[Data records]
[start]
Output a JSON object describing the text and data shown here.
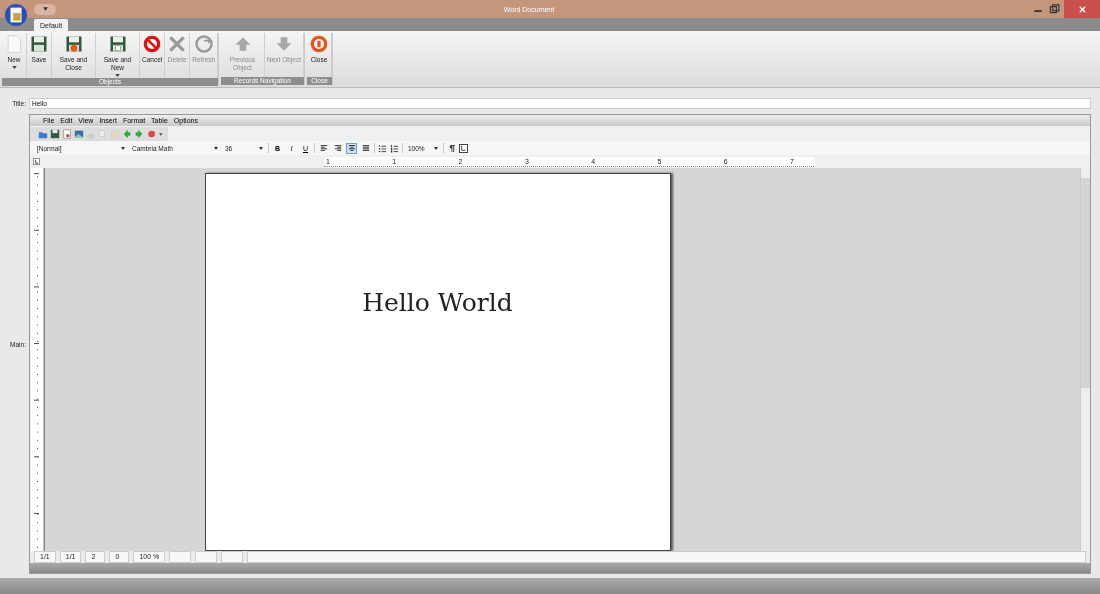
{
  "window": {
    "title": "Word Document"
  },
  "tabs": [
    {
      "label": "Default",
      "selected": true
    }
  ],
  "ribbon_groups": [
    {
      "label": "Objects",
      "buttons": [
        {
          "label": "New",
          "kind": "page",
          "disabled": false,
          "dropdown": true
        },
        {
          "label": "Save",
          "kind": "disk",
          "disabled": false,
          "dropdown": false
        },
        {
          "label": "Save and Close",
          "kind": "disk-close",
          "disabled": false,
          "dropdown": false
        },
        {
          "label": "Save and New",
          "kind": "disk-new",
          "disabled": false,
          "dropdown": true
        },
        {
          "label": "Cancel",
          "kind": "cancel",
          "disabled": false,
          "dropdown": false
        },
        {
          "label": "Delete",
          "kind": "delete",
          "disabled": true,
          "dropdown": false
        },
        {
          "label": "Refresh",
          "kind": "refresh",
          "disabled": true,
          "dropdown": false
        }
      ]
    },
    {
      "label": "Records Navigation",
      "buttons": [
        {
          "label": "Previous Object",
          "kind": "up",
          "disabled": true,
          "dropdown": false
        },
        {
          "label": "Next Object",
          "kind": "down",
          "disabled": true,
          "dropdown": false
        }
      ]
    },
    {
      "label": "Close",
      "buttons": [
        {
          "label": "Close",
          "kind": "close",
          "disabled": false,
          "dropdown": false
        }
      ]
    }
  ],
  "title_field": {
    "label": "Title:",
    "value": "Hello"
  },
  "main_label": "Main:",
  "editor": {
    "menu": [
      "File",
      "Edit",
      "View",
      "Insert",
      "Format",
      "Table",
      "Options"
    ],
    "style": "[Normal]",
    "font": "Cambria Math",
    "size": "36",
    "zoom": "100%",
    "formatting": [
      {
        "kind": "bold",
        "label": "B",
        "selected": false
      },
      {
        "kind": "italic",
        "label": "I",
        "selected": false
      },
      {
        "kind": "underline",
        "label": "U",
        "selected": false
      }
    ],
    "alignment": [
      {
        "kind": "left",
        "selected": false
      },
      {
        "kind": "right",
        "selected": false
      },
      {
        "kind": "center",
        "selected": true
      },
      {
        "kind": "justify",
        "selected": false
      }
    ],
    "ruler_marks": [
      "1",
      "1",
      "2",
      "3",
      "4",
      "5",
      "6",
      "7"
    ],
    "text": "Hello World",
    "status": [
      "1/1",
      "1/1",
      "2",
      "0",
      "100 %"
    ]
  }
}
[end]
EXERCISE: Without the pictures, copy the material exactly as given.

TASK RESULT:
Output a JSON object describing the text and data shown here.
{
  "window": {
    "title": "Word Document"
  },
  "tabs": [
    {
      "label": "Default",
      "selected": true
    }
  ],
  "ribbon_groups": [
    {
      "label": "Objects",
      "buttons": [
        {
          "label": "New",
          "kind": "page",
          "disabled": false,
          "dropdown": true
        },
        {
          "label": "Save",
          "kind": "disk",
          "disabled": false,
          "dropdown": false
        },
        {
          "label": "Save and Close",
          "kind": "disk-close",
          "disabled": false,
          "dropdown": false
        },
        {
          "label": "Save and New",
          "kind": "disk-new",
          "disabled": false,
          "dropdown": true
        },
        {
          "label": "Cancel",
          "kind": "cancel",
          "disabled": false,
          "dropdown": false
        },
        {
          "label": "Delete",
          "kind": "delete",
          "disabled": true,
          "dropdown": false
        },
        {
          "label": "Refresh",
          "kind": "refresh",
          "disabled": true,
          "dropdown": false
        }
      ]
    },
    {
      "label": "Records Navigation",
      "buttons": [
        {
          "label": "Previous Object",
          "kind": "up",
          "disabled": true,
          "dropdown": false
        },
        {
          "label": "Next Object",
          "kind": "down",
          "disabled": true,
          "dropdown": false
        }
      ]
    },
    {
      "label": "Close",
      "buttons": [
        {
          "label": "Close",
          "kind": "close",
          "disabled": false,
          "dropdown": false
        }
      ]
    }
  ],
  "title_field": {
    "label": "Title:",
    "value": "Hello"
  },
  "main_label": "Main:",
  "editor": {
    "menu": [
      "File",
      "Edit",
      "View",
      "Insert",
      "Format",
      "Table",
      "Options"
    ],
    "style": "[Normal]",
    "font": "Cambria Math",
    "size": "36",
    "zoom": "100%",
    "formatting": [
      {
        "kind": "bold",
        "label": "B",
        "selected": false
      },
      {
        "kind": "italic",
        "label": "I",
        "selected": false
      },
      {
        "kind": "underline",
        "label": "U",
        "selected": false
      }
    ],
    "alignment": [
      {
        "kind": "left",
        "selected": false
      },
      {
        "kind": "right",
        "selected": false
      },
      {
        "kind": "center",
        "selected": true
      },
      {
        "kind": "justify",
        "selected": false
      }
    ],
    "ruler_marks": [
      "1",
      "1",
      "2",
      "3",
      "4",
      "5",
      "6",
      "7"
    ],
    "text": "Hello World",
    "status": [
      "1/1",
      "1/1",
      "2",
      "0",
      "100 %"
    ]
  }
}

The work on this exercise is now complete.